● **WORK TO DO**
Exactly as written, quote every line that follows, skipping the images.

◆ ◆ ◆ ◆ ◆

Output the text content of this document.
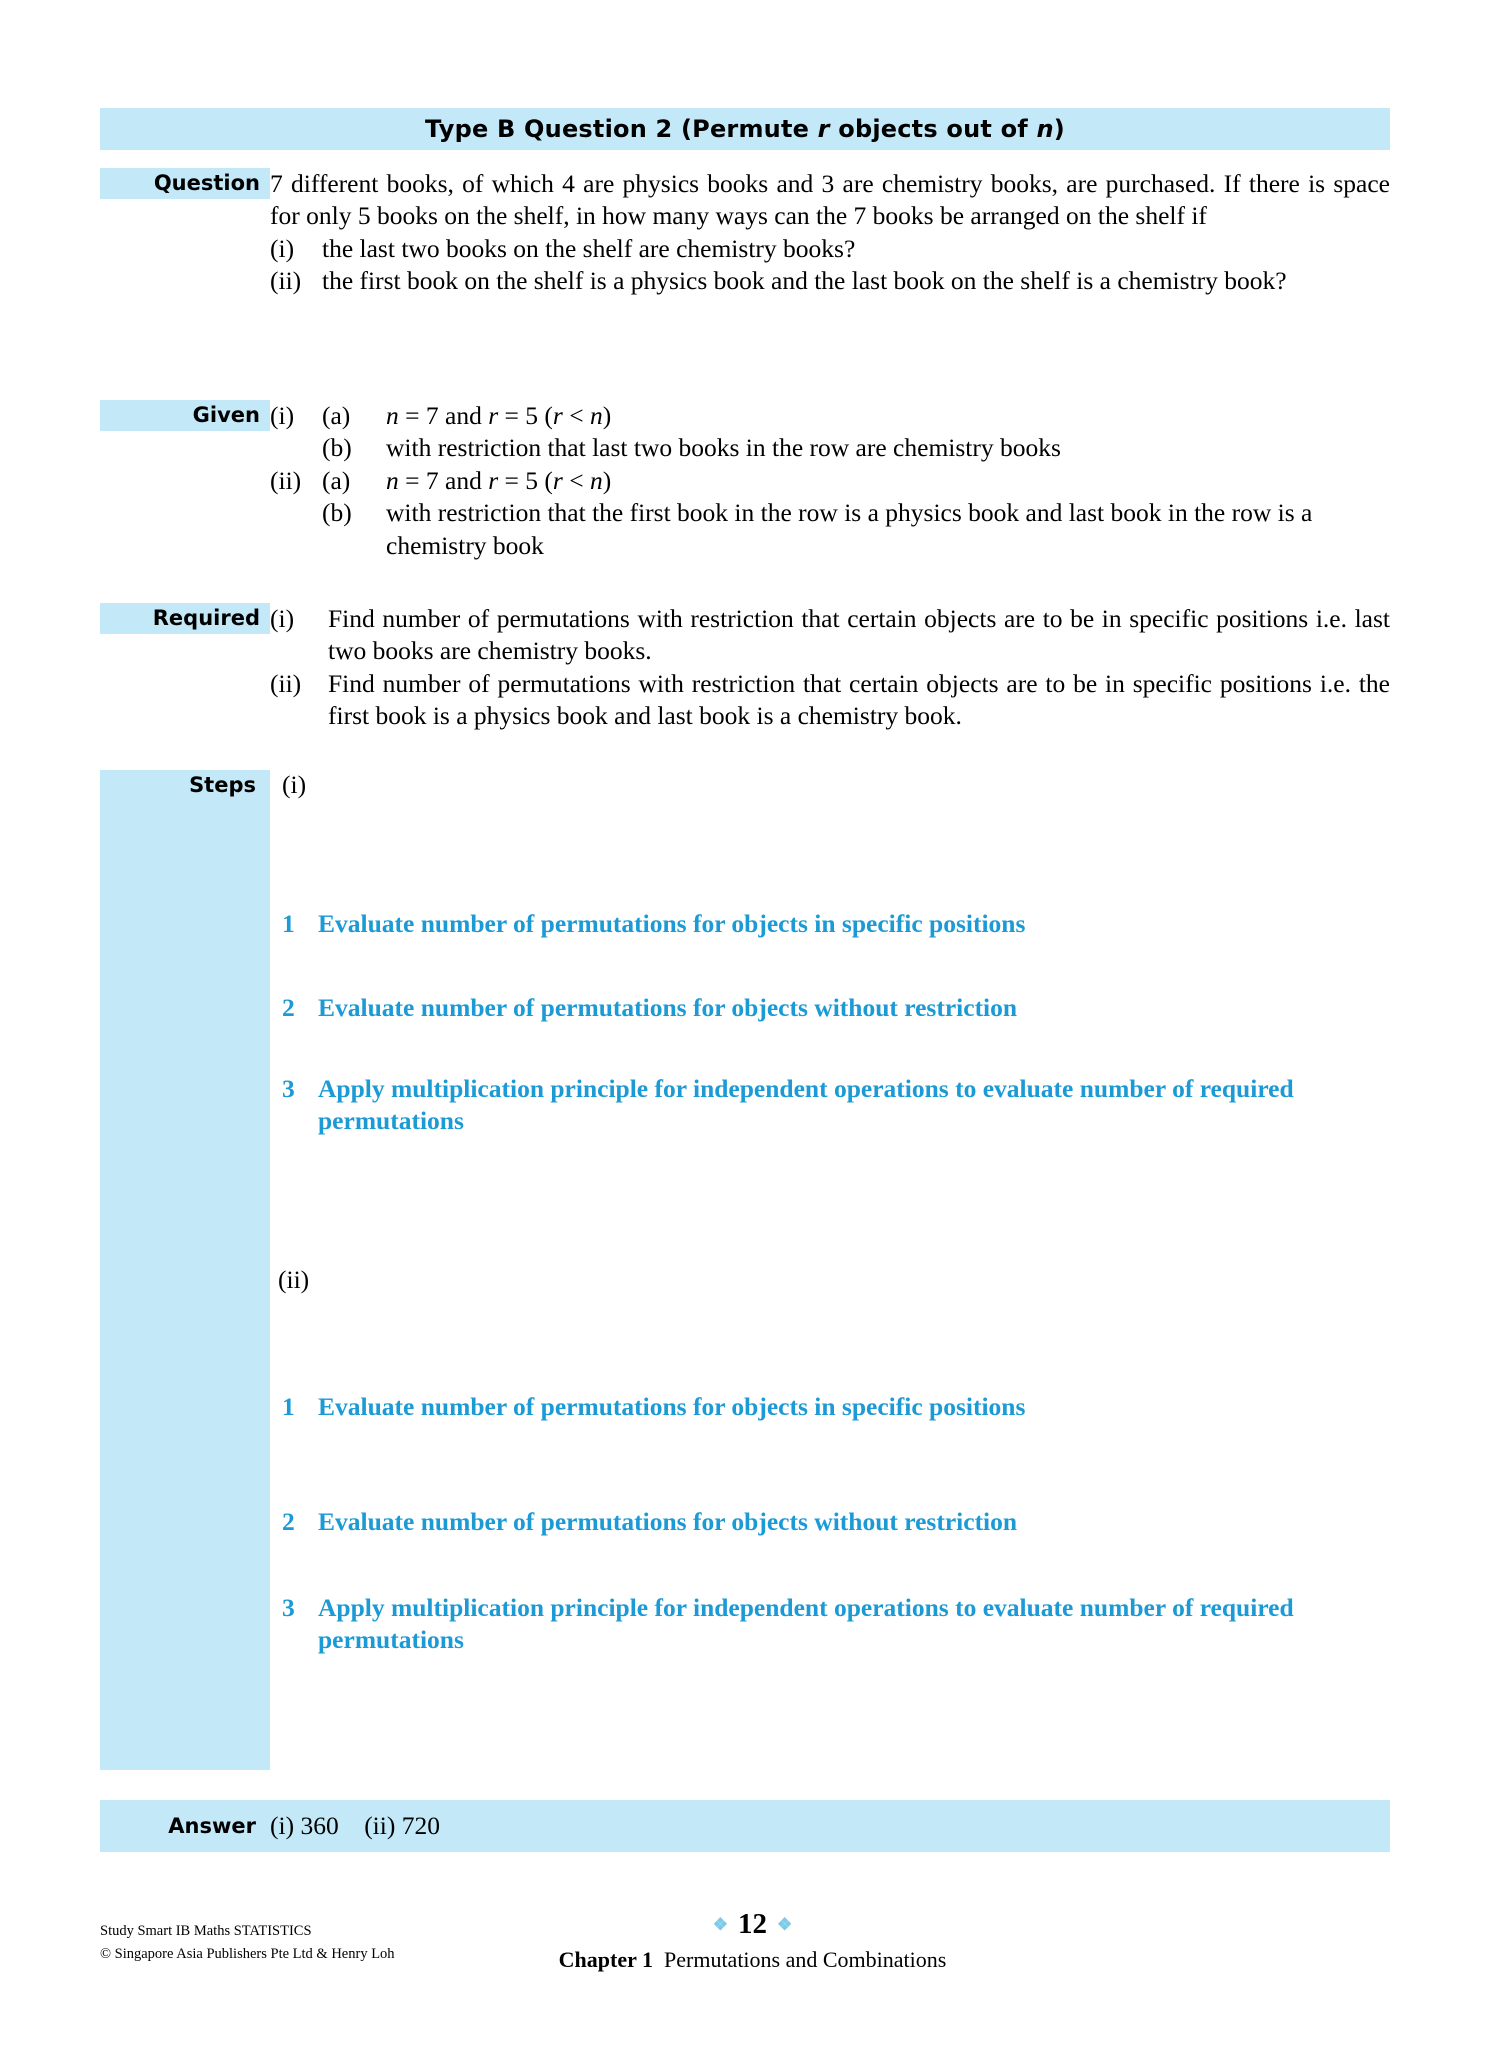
Type B Question 2 (Permute r objects out of n)
Question 7 different books, of which 4 are physics books and 3 are chemistry books, are purchased. If there is space for only 5 books on the shelf, in how many ways can the 7 books be arranged on the shelf if
(i)	the last two books on the shelf are chemistry books?
(ii) the first book on the shelf is a physics book and the last book on the shelf is a chemistry book?
Given (i)	(a)	n = 7 and r = 5 (r < n)
(b)	with restriction that last two books in the row are chemistry books
(ii) (a)	n = 7 and r = 5 (r < n)
(b)	with restriction that the first book in the row is a physics book and last book in the row is a chemistry book
Required (i)	Find number of permutations with restriction that certain objects are to be in specific positions i.e. last two books are chemistry books.
(ii)	Find number of permutations with restriction that certain objects are to be in specific positions i.e. the first book is a physics book and last book is a chemistry book.
Steps	(i)
1 Evaluate number of permutations for objects in specific positions
2 Evaluate number of permutations for objects without restriction
3 Apply multiplication principle for independent operations to evaluate number of required permutations
(ii)
1 Evaluate number of permutations for objects in specific positions
2 Evaluate number of permutations for objects without restriction
3 Apply multiplication principle for independent operations to evaluate number of required permutations
Answer (i) 360    (ii) 720
Study Smart IB Maths STATISTICS
© Singapore Asia Publishers Pte Ltd & Henry Loh
❖ 12 ❖
Chapter 1 Permutations and Combinations
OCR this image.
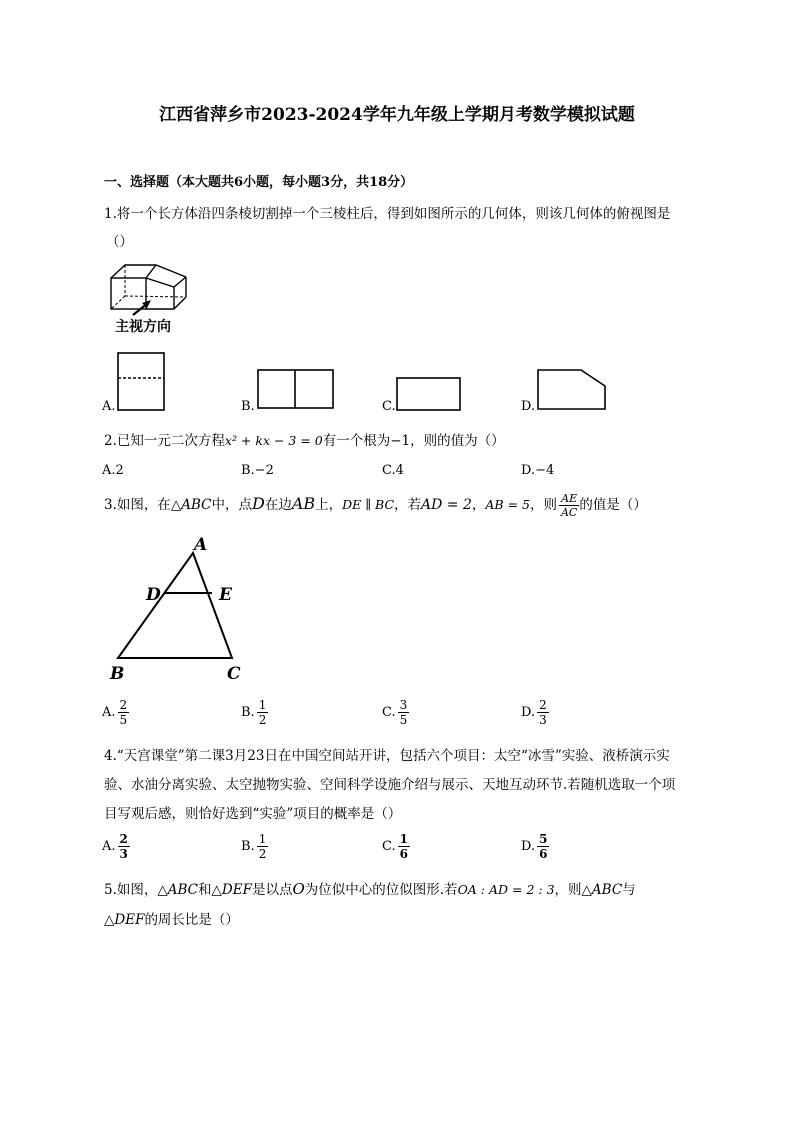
江西省萍乡市2023-2024学年九年级上学期月考数学模拟试题
一、选择题（本大题共6小题，每小题3分，共18分）
1.将一个长方体沿四条棱切割掉一个三棱柱后，得到如图所示的几何体，则该几何体的俯视图是
（）
主视方向
A.	B.	C.	D.
2.已知一元二次方程x² + kx − 3 = 0有一个根为−1，则的值为（）
A.2	B.−2	C.4	D.−4
3.如图，在△ABC中，点D在边AB上，DE ∥ BC，若AD = 2，AB = 5，则 $\frac{AE}{AC}$ 的值是（）
A
D	E
B	C
A. $\frac{2}{5}$	B. $\frac{1}{2}$	C. $\frac{3}{5}$	D. $\frac{2}{3}$
4.“天宫课堂”第二课3月23日在中国空间站开讲，包括六个项目：太空“冰雪”实验、液桥演示实
验、水油分离实验、太空抛物实验、空间科学设施介绍与展示、天地互动环节.若随机选取一个项
目写观后感，则恰好选到“实验”项目的概率是（）
A. $\frac{2}{3}$	B. $\frac{1}{2}$	C. $\frac{1}{6}$	D. $\frac{5}{6}$
5.如图，△ABC和△DEF是以点O为位似中心的位似图形.若OA : AD = 2 : 3，则△ABC与
△DEF的周长比是（）
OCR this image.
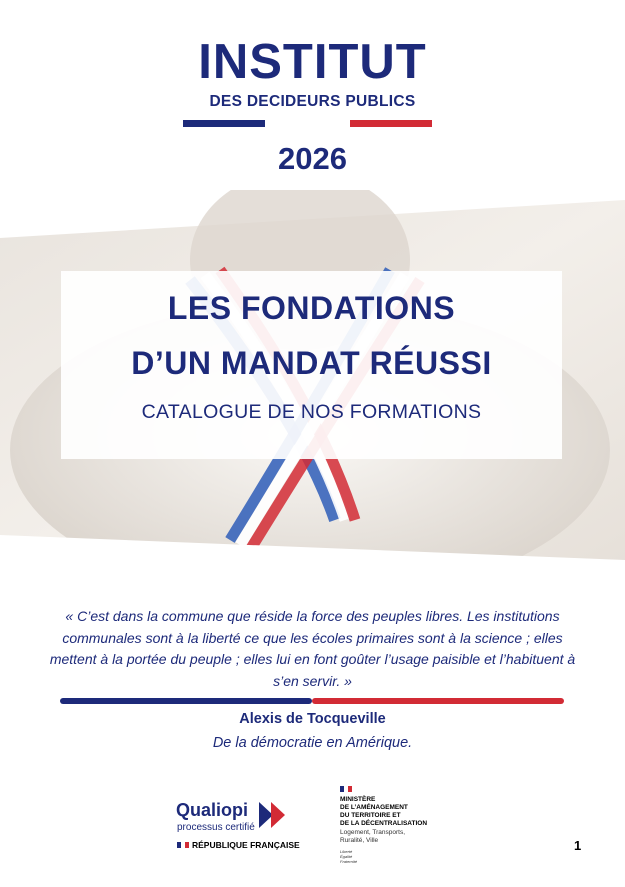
INSTITUT
DES DECIDEURS PUBLICS
2026
LES FONDATIONS
D’UN MANDAT RÉUSSI
CATALOGUE DE NOS FORMATIONS
« C’est dans la commune que réside la force des peuples libres. Les institutions communales sont à la liberté ce que les écoles primaires sont à la science ; elles mettent à la portée du peuple ; elles lui en font goûter l’usage paisible et l’habituent à s’en servir. »
Alexis de Tocqueville
De la démocratie en Amérique.
Qualiopi
processus certifié
RÉPUBLIQUE FRANÇAISE
MINISTÈRE
DE L’AMÉNAGEMENT
DU TERRITOIRE ET
DE LA DÉCENTRALISATION
Logement, Transports,
Ruralité, Ville
Liberté Égalité Fraternité
1
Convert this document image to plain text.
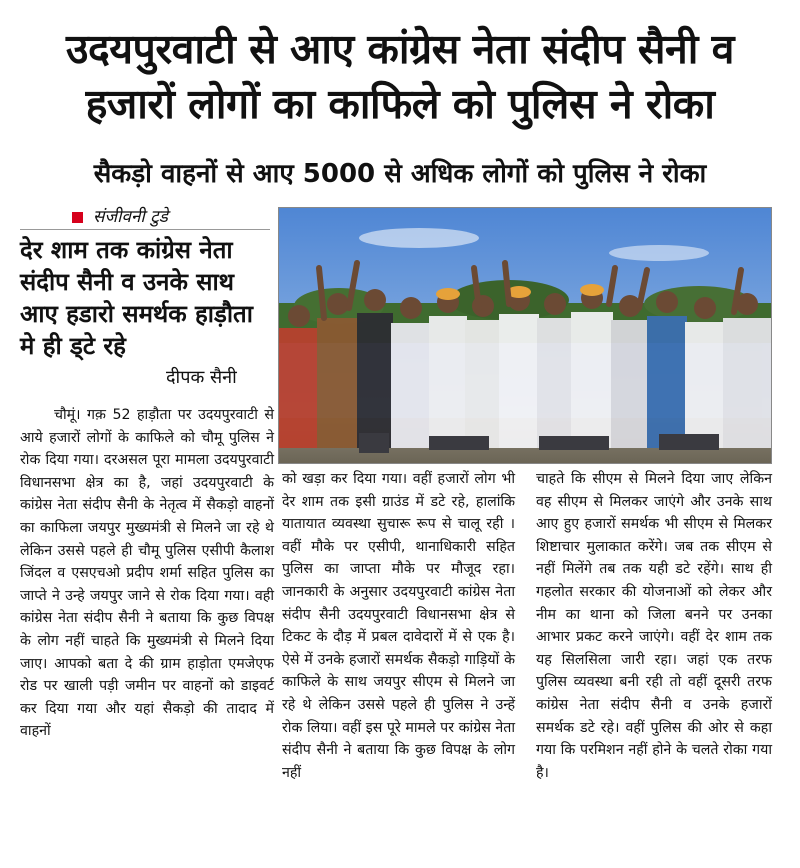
उदयपुरवाटी से आए कांग्रेस नेता संदीप सैनी व
हजारों लोगों का काफिले को पुलिस ने रोका
सैकड़ो वाहनों से आए 5000 से अधिक लोगों को पुलिस ने रोका
संजीवनी टुडे
देर शाम तक कांग्रेस नेता संदीप सैनी व उनके साथ आए हडारो समर्थक हाड़ौता मे ही ड्टे रहे
दीपक सैनी
चौमूं। गक़ 52 हाड़ौता पर उदयपुरवाटी से आये हजारों लोगों के काफिले को चौमू पुलिस ने रोक दिया गया। दरअसल पूरा मामला उदयपुरवाटी विधानसभा क्षेत्र का है, जहां उदयपुरवाटी के कांग्रेस नेता संदीप सैनी के नेतृत्व में सैकड़ो वाहनों का काफिला जयपुर मुख्यमंत्री से मिलने जा रहे थे लेकिन उससे पहले ही चौमू पुलिस एसीपी कैलाश जिंदल व एसएचओ प्रदीप शर्मा सहित पुलिस का जाप्ते ने उन्हे जयपुर जाने से रोक दिया गया। वही कांग्रेस नेता संदीप सैनी ने बताया कि कुछ विपक्ष के लोग नहीं चाहते कि मुख्यमंत्री से मिलने दिया जाए। आपको बता दे की ग्राम हाड़ोता एमजेएफ रोड पर खाली पड़ी जमीन पर वाहनों को डाइवर्ट कर दिया गया और यहां सैकड़ो की तादाद में वाहनों
को खड़ा कर दिया गया। वहीं हजारों लोग भी देर शाम तक इसी ग्राउंड में डटे रहे, हालांकि यातायात व्यवस्था सुचारू रूप से चालू रही । वहीं मौके पर एसीपी, थानाधिकारी सहित पुलिस का जाप्ता मौके पर मौजूद रहा। जानकारी के अनुसार उदयपुरवाटी कांग्रेस नेता संदीप सैनी उदयपुरवाटी विधानसभा क्षेत्र से टिकट के दौड़ में प्रबल दावेदारों में से एक है। ऐसे में उनके हजारों समर्थक सैकड़ो गाड़ियों के काफिले के साथ जयपुर सीएम से मिलने जा रहे थे लेकिन उससे पहले ही पुलिस ने उन्हें रोक लिया। वहीं इस पूरे मामले पर कांग्रेस नेता संदीप सैनी ने बताया कि कुछ विपक्ष के लोग नहीं
चाहते कि सीएम से मिलने दिया जाए लेकिन वह सीएम से मिलकर जाएंगे और उनके साथ आए हुए हजारों समर्थक भी सीएम से मिलकर शिष्टाचार मुलाकात करेंगे। जब तक सीएम से नहीं मिलेंगे तब तक यही डटे रहेंगे। साथ ही गहलोत सरकार की योजनाओं को लेकर और नीम का थाना को जिला बनने पर उनका आभार प्रकट करने जाएंगे। वहीं देर शाम तक यह सिलसिला जारी रहा। जहां एक तरफ पुलिस व्यवस्था बनी रही तो वहीं दूसरी तरफ कांग्रेस नेता संदीप सैनी व उनके हजारों समर्थक डटे रहे। वहीं पुलिस की ओर से कहा गया कि परमिशन नहीं होने के चलते रोका गया है।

◆ ◆ ◆ ◆ ◆

● **IN RESPONSE**
Output the text content of this document.
Type B Question 2 (Permute r objects out of n)
Question 7 different books, of which 4 are physics books and 3 are chemistry books, are purchased. If there is space for only 5 books on the shelf, in how many ways can the 7 books be arranged on the shelf if
(i)	the last two books on the shelf are chemistry books?
(ii) the first book on the shelf is a physics book and the last book on the shelf is a chemistry book?
Given (i)	(a)	n = 7 and r = 5 (r < n)
(b)	with restriction that last two books in the row are chemistry books
(ii) (a)	n = 7 and r = 5 (r < n)
(b)	with restriction that the first book in the row is a physics book and last book in the row is a chemistry book
Required (i)	Find number of permutations with restriction that certain objects are to be in specific positions i.e. last two books are chemistry books.
(ii)	Find number of permutations with restriction that certain objects are to be in specific positions i.e. the first book is a physics book and last book is a chemistry book.
Steps	(i)
1 Evaluate number of permutations for objects in specific positions
2 Evaluate number of permutations for objects without restriction
3 Apply multiplication principle for independent operations to evaluate number of required permutations
(ii)
1 Evaluate number of permutations for objects in specific positions
2 Evaluate number of permutations for objects without restriction
3 Apply multiplication principle for independent operations to evaluate number of required permutations
Answer (i) 360    (ii) 720
Study Smart IB Maths STATISTICS
© Singapore Asia Publishers Pte Ltd & Henry Loh
❖ 12 ❖
Chapter 1 Permutations and Combinations
OCR this image.
江西省萍乡市2023-2024学年九年级上学期月考数学模拟试题
一、选择题（本大题共6小题，每小题3分，共18分）
1.将一个长方体沿四条棱切割掉一个三棱柱后，得到如图所示的几何体，则该几何体的俯视图是
（）
主视方向
A.	B.	C.	D.
2.已知一元二次方程x² + kx − 3 = 0有一个根为−1，则的值为（）
A.2	B.−2	C.4	D.−4
3.如图，在△ABC中，点D在边AB上，DE ∥ BC，若AD = 2，AB = 5，则 $\frac{AE}{AC}$ 的值是（）
A
D	E
B	C
A. $\frac{2}{5}$	B. $\frac{1}{2}$	C. $\frac{3}{5}$	D. $\frac{2}{3}$
4.“天宫课堂”第二课3月23日在中国空间站开讲，包括六个项目：太空“冰雪”实验、液桥演示实
验、水油分离实验、太空抛物实验、空间科学设施介绍与展示、天地互动环节.若随机选取一个项
目写观后感，则恰好选到“实验”项目的概率是（）
A. $\frac{2}{3}$	B. $\frac{1}{2}$	C. $\frac{1}{6}$	D. $\frac{5}{6}$
5.如图，△ABC和△DEF是以点O为位似中心的位似图形.若OA : AD = 2 : 3，则△ABC与
△DEF的周长比是（）
OCR this image.
INSTITUT
DES DECIDEURS PUBLICS
2026
LES FONDATIONS
D’UN MANDAT RÉUSSI
CATALOGUE DE NOS FORMATIONS
« C’est dans la commune que réside la force des peuples libres. Les institutions communales sont à la liberté ce que les écoles primaires sont à la science ; elles mettent à la portée du peuple ; elles lui en font goûter l’usage paisible et l’habituent à s’en servir. »
Alexis de Tocqueville
De la démocratie en Amérique.
Qualiopi
processus certifié
RÉPUBLIQUE FRANÇAISE
MINISTÈRE
DE L’AMÉNAGEMENT
DU TERRITOIRE ET
DE LA DÉCENTRALISATION
Logement, Transports,
Ruralité, Ville
Liberté Égalité Fraternité
1
Convert this document image to plain text.
उदयपुरवाटी से आए कांग्रेस नेता संदीप सैनी व
हजारों लोगों का काफिले को पुलिस ने रोका
सैकड़ो वाहनों से आए 5000 से अधिक लोगों को पुलिस ने रोका
संजीवनी टुडे
देर शाम तक कांग्रेस नेता संदीप सैनी व उनके साथ आए हडारो समर्थक हाड़ौता मे ही ड्टे रहे
दीपक सैनी
चौमूं। गक़ 52 हाड़ौता पर उदयपुरवाटी से आये हजारों लोगों के काफिले को चौमू पुलिस ने रोक दिया गया। दरअसल पूरा मामला उदयपुरवाटी विधानसभा क्षेत्र का है, जहां उदयपुरवाटी के कांग्रेस नेता संदीप सैनी के नेतृत्व में सैकड़ो वाहनों का काफिला जयपुर मुख्यमंत्री से मिलने जा रहे थे लेकिन उससे पहले ही चौमू पुलिस एसीपी कैलाश जिंदल व एसएचओ प्रदीप शर्मा सहित पुलिस का जाप्ते ने उन्हे जयपुर जाने से रोक दिया गया। वही कांग्रेस नेता संदीप सैनी ने बताया कि कुछ विपक्ष के लोग नहीं चाहते कि मुख्यमंत्री से मिलने दिया जाए। आपको बता दे की ग्राम हाड़ोता एमजेएफ रोड पर खाली पड़ी जमीन पर वाहनों को डाइवर्ट कर दिया गया और यहां सैकड़ो की तादाद में वाहनों
को खड़ा कर दिया गया। वहीं हजारों लोग भी देर शाम तक इसी ग्राउंड में डटे रहे, हालांकि यातायात व्यवस्था सुचारू रूप से चालू रही । वहीं मौके पर एसीपी, थानाधिकारी सहित पुलिस का जाप्ता मौके पर मौजूद रहा। जानकारी के अनुसार उदयपुरवाटी कांग्रेस नेता संदीप सैनी उदयपुरवाटी विधानसभा क्षेत्र से टिकट के दौड़ में प्रबल दावेदारों में से एक है। ऐसे में उनके हजारों समर्थक सैकड़ो गाड़ियों के काफिले के साथ जयपुर सीएम से मिलने जा रहे थे लेकिन उससे पहले ही पुलिस ने उन्हें रोक लिया। वहीं इस पूरे मामले पर कांग्रेस नेता संदीप सैनी ने बताया कि कुछ विपक्ष के लोग नहीं
चाहते कि सीएम से मिलने दिया जाए लेकिन वह सीएम से मिलकर जाएंगे और उनके साथ आए हुए हजारों समर्थक भी सीएम से मिलकर शिष्टाचार मुलाकात करेंगे। जब तक सीएम से नहीं मिलेंगे तब तक यही डटे रहेंगे। साथ ही गहलोत सरकार की योजनाओं को लेकर और नीम का थाना को जिला बनने पर उनका आभार प्रकट करने जाएंगे। वहीं देर शाम तक यह सिलसिला जारी रहा। जहां एक तरफ पुलिस व्यवस्था बनी रही तो वहीं दूसरी तरफ कांग्रेस नेता संदीप सैनी व उनके हजारों समर्थक डटे रहे। वहीं पुलिस की ओर से कहा गया कि परमिशन नहीं होने के चलते रोका गया है।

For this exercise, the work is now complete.